— WRITTEN INSTRUCTION —
Images excluded, repeat each entry below exactly.

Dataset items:
☆ ☆ ☆ ☆ ☆
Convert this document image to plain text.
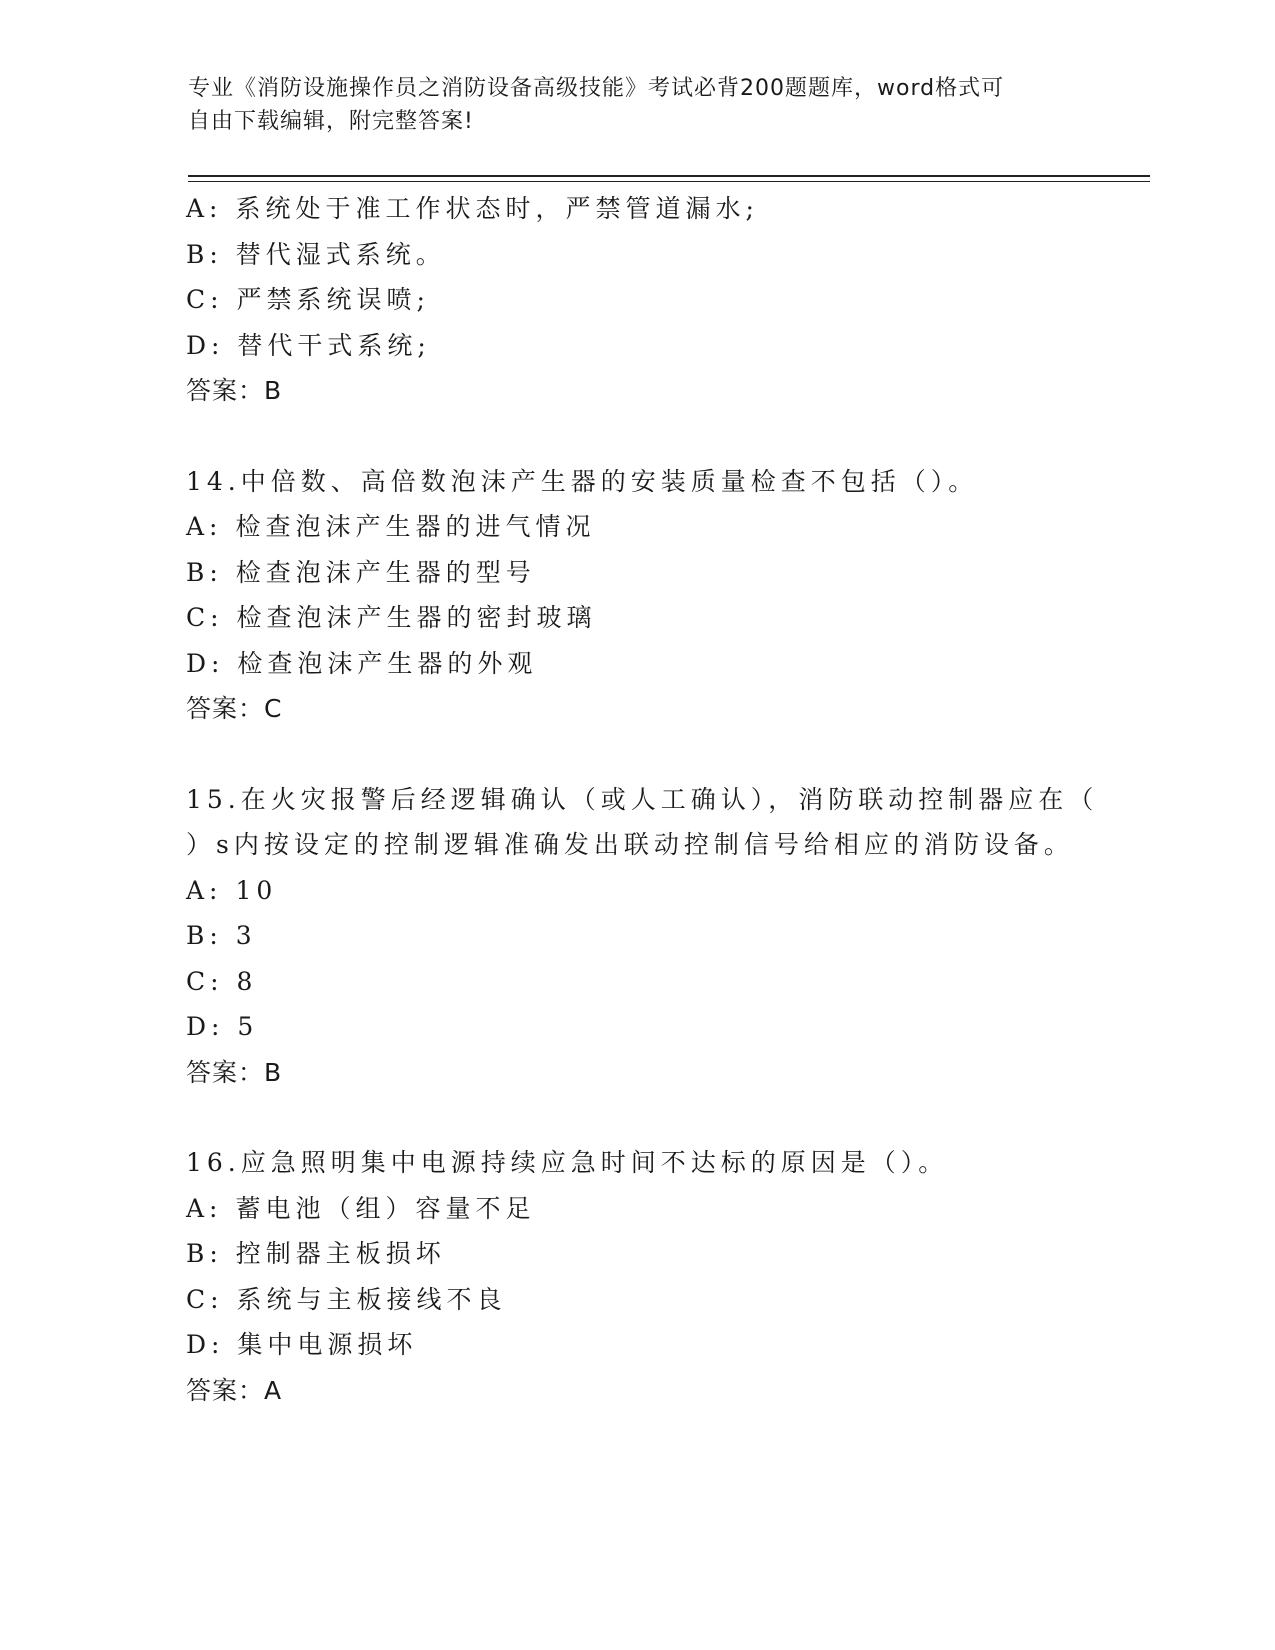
专业《消防设施操作员之消防设备高级技能》考试必背200题题库，word格式可
自由下载编辑，附完整答案!
A: 系统处于准工作状态时，严禁管道漏水;
B: 替代湿式系统。
C: 严禁系统误喷;
D: 替代干式系统;
答案：B
14.中倍数、高倍数泡沫产生器的安装质量检查不包括（）。
A: 检查泡沫产生器的进气情况
B: 检查泡沫产生器的型号
C: 检查泡沫产生器的密封玻璃
D: 检查泡沫产生器的外观
答案：C
15.在火灾报警后经逻辑确认（或人工确认），消防联动控制器应在（
）s内按设定的控制逻辑准确发出联动控制信号给相应的消防设备。
A: 10
B: 3
C: 8
D: 5
答案：B
16.应急照明集中电源持续应急时间不达标的原因是（）。
A: 蓄电池（组）容量不足
B: 控制器主板损坏
C: 系统与主板接线不良
D: 集中电源损坏
答案：A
☆ ☆ ☆ ☆ ☆
— RESPONSE —
Convert this document image to plain text.
专业《消防设施操作员之消防设备高级技能》考试必背200题题库，word格式可
自由下载编辑，附完整答案!
A: 系统处于准工作状态时，严禁管道漏水;
B: 替代湿式系统。
C: 严禁系统误喷;
D: 替代干式系统;
答案：B
14.中倍数、高倍数泡沫产生器的安装质量检查不包括（）。
A: 检查泡沫产生器的进气情况
B: 检查泡沫产生器的型号
C: 检查泡沫产生器的密封玻璃
D: 检查泡沫产生器的外观
答案：C
15.在火灾报警后经逻辑确认（或人工确认），消防联动控制器应在（
）s内按设定的控制逻辑准确发出联动控制信号给相应的消防设备。
A: 10
B: 3
C: 8
D: 5
答案：B
16.应急照明集中电源持续应急时间不达标的原因是（）。
A: 蓄电池（组）容量不足
B: 控制器主板损坏
C: 系统与主板接线不良
D: 集中电源损坏
答案：A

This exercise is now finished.